# INSTRUCTION
Please recast the data below as a numbered list, starting with the line that contains "Itemize the components" and going on through the line that contains "temperature-cell: 20 [1275, 265, 1553, 335]", both included. Number only those lines, and leave out any blank lines.

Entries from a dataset
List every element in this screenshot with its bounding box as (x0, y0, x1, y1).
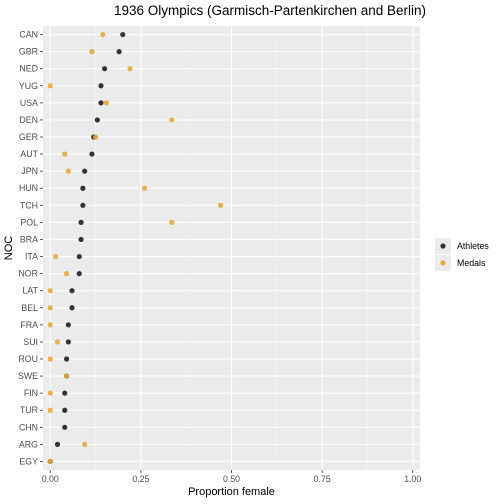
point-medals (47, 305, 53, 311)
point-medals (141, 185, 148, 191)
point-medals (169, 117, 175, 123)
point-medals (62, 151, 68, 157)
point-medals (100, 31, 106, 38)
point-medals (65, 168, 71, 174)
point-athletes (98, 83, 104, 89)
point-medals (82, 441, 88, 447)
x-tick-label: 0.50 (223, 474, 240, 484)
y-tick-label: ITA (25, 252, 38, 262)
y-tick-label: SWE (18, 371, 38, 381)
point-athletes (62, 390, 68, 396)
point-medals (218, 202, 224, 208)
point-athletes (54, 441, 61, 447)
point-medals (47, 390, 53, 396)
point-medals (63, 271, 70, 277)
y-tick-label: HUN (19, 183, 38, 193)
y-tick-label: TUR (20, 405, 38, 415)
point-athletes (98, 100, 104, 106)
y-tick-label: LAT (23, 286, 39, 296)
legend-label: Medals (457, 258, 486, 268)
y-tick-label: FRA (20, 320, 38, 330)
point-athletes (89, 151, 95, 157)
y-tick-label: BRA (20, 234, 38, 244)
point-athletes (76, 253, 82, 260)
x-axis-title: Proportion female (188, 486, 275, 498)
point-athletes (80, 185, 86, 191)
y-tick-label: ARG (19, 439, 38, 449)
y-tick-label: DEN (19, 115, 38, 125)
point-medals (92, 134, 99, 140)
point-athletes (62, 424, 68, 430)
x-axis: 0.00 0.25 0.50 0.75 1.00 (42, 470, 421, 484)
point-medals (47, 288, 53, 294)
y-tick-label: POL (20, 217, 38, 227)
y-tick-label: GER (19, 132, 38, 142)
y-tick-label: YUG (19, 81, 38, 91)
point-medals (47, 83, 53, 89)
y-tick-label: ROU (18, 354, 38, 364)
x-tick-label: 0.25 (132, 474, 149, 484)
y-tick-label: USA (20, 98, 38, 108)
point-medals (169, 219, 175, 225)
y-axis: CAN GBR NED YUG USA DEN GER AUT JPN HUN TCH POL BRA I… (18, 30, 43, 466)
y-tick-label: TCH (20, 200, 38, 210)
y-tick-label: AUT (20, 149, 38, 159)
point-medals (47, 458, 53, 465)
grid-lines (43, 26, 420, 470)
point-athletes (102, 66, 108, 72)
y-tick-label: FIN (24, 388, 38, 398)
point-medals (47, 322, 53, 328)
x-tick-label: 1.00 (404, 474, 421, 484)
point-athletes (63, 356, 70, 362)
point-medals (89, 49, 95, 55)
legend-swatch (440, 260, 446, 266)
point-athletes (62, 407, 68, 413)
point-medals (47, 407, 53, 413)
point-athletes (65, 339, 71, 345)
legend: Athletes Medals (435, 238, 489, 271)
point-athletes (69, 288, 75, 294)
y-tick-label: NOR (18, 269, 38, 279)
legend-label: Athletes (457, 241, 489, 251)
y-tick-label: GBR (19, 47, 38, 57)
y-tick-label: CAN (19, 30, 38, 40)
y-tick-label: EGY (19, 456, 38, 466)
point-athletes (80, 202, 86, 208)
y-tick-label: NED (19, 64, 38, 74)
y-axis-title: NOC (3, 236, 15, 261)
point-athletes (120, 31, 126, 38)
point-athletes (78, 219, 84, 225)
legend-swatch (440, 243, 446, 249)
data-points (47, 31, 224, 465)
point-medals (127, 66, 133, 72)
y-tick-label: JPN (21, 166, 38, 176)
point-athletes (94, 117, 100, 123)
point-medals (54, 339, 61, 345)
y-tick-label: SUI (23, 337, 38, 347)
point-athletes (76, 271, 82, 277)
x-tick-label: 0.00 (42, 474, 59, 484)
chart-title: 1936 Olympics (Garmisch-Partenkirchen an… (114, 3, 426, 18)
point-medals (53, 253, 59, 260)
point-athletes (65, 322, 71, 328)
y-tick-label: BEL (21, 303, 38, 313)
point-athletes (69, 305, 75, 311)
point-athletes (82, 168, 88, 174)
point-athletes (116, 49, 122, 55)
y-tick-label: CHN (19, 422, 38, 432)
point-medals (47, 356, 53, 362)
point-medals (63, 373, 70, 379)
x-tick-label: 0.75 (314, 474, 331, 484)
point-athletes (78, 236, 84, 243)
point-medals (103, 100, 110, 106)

* * *

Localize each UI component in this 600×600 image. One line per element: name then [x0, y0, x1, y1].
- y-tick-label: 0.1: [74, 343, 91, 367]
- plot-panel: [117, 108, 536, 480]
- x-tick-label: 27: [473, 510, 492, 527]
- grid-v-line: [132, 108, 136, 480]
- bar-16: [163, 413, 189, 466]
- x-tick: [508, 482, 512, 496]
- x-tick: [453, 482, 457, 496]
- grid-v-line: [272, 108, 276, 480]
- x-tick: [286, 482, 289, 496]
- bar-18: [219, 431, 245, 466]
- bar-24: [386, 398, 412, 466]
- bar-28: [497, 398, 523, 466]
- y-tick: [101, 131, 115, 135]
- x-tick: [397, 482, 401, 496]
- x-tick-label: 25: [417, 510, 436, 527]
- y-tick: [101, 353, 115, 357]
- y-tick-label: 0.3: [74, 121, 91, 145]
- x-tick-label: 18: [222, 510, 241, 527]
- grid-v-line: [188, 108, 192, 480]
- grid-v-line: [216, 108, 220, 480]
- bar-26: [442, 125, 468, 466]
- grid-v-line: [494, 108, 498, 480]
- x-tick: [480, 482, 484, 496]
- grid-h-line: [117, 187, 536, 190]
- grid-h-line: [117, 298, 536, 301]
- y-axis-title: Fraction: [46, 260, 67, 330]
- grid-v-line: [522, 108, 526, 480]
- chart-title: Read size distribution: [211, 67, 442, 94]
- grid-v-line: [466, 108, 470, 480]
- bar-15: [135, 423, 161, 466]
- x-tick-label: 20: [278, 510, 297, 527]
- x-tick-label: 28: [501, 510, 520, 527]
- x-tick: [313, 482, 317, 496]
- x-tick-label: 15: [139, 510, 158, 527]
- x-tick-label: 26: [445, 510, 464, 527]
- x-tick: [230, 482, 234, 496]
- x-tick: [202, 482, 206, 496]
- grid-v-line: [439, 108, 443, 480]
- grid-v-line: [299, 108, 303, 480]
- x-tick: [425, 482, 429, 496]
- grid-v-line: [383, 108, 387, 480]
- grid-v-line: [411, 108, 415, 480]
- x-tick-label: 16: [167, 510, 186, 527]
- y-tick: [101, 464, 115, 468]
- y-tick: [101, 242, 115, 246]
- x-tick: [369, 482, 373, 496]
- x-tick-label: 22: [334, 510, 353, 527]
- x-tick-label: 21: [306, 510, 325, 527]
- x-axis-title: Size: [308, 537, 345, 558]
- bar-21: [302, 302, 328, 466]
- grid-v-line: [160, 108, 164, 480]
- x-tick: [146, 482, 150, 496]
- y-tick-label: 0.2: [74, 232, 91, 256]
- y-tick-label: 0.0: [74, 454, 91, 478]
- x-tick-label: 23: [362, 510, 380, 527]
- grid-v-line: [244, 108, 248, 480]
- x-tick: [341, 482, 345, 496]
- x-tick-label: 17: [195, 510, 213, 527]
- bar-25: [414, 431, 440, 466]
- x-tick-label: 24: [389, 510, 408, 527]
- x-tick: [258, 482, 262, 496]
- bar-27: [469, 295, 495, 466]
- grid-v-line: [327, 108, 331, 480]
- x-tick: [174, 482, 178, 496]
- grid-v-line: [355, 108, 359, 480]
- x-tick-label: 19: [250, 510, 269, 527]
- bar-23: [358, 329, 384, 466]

---

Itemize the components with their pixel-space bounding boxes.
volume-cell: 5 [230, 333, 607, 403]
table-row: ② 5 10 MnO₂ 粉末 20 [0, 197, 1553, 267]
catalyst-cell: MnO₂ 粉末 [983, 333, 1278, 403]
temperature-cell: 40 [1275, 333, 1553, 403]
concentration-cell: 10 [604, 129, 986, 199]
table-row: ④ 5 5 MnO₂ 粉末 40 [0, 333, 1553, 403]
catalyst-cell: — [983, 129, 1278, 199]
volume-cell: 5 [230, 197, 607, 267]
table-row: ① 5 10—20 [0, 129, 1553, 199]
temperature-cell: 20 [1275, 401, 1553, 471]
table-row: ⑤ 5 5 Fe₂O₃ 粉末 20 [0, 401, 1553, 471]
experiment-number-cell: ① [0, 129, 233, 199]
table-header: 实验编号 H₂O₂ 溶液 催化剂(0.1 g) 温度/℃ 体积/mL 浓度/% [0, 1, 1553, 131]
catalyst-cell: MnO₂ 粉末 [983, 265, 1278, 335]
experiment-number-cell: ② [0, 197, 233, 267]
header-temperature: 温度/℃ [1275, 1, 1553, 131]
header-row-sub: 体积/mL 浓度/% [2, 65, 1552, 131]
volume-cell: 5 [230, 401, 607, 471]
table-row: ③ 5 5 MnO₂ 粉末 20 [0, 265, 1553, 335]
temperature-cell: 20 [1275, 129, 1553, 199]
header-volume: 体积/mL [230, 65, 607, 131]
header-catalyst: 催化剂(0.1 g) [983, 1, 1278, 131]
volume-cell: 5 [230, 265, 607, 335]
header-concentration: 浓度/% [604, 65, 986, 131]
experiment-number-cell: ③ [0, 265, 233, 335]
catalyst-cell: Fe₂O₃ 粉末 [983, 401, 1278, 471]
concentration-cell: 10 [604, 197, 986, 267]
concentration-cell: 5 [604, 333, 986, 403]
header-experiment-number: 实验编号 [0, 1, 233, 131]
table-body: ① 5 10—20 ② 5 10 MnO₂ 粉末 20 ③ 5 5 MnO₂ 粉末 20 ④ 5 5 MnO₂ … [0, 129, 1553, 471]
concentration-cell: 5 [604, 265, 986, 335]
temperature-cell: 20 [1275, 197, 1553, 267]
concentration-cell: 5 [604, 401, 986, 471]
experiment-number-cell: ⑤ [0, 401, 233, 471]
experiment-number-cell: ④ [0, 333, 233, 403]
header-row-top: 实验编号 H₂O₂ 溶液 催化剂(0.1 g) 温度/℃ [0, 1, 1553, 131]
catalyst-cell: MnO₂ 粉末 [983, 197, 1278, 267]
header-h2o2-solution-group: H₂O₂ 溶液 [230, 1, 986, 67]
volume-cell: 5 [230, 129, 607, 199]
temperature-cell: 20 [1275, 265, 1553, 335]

# RESPONSE
1. Itemize the components with their pixel-space bounding boxes.
2. volume-cell: 5 [230, 333, 607, 403]
3. table-row: ② 5 10 MnO₂ 粉末 20 [0, 197, 1553, 267]
4. catalyst-cell: MnO₂ 粉末 [983, 333, 1278, 403]
5. temperature-cell: 40 [1275, 333, 1553, 403]
6. concentration-cell: 10 [604, 129, 986, 199]
7. table-row: ④ 5 5 MnO₂ 粉末 40 [0, 333, 1553, 403]
8. catalyst-cell: — [983, 129, 1278, 199]
9. volume-cell: 5 [230, 197, 607, 267]
10. table-row: ① 5 10—20 [0, 129, 1553, 199]
11. temperature-cell: 20 [1275, 401, 1553, 471]
12. table-row: ⑤ 5 5 Fe₂O₃ 粉末 20 [0, 401, 1553, 471]
13. experiment-number-cell: ① [0, 129, 233, 199]
14. table-header: 实验编号 H₂O₂ 溶液 催化剂(0.1 g) 温度/℃ 体积/mL 浓度/% [0, 1, 1553, 131]
15. catalyst-cell: MnO₂ 粉末 [983, 265, 1278, 335]
16. experiment-number-cell: ② [0, 197, 233, 267]
17. header-temperature: 温度/℃ [1275, 1, 1553, 131]
18. header-row-sub: 体积/mL 浓度/% [2, 65, 1552, 131]
19. volume-cell: 5 [230, 401, 607, 471]
20. table-row: ③ 5 5 MnO₂ 粉末 20 [0, 265, 1553, 335]
21. temperature-cell: 20 [1275, 129, 1553, 199]
22. header-volume: 体积/mL [230, 65, 607, 131]
23. header-catalyst: 催化剂(0.1 g) [983, 1, 1278, 131]
24. volume-cell: 5 [230, 265, 607, 335]
25. header-concentration: 浓度/% [604, 65, 986, 131]
26. experiment-number-cell: ③ [0, 265, 233, 335]
27. catalyst-cell: Fe₂O₃ 粉末 [983, 401, 1278, 471]
28. concentration-cell: 10 [604, 197, 986, 267]
29. concentration-cell: 5 [604, 333, 986, 403]
30. header-experiment-number: 实验编号 [0, 1, 233, 131]
31. table-body: ① 5 10—20 ② 5 10 MnO₂ 粉末 20 ③ 5 5 MnO₂ 粉末 20 ④ 5 5 MnO₂ … [0, 129, 1553, 471]
32. concentration-cell: 5 [604, 265, 986, 335]
33. temperature-cell: 20 [1275, 197, 1553, 267]
34. concentration-cell: 5 [604, 401, 986, 471]
35. experiment-number-cell: ⑤ [0, 401, 233, 471]
36. experiment-number-cell: ④ [0, 333, 233, 403]
37. header-row-top: 实验编号 H₂O₂ 溶液 催化剂(0.1 g) 温度/℃ [0, 1, 1553, 131]
38. catalyst-cell: MnO₂ 粉末 [983, 197, 1278, 267]
39. header-h2o2-solution-group: H₂O₂ 溶液 [230, 1, 986, 67]
40. volume-cell: 5 [230, 129, 607, 199]
41. temperature-cell: 20 [1275, 265, 1553, 335]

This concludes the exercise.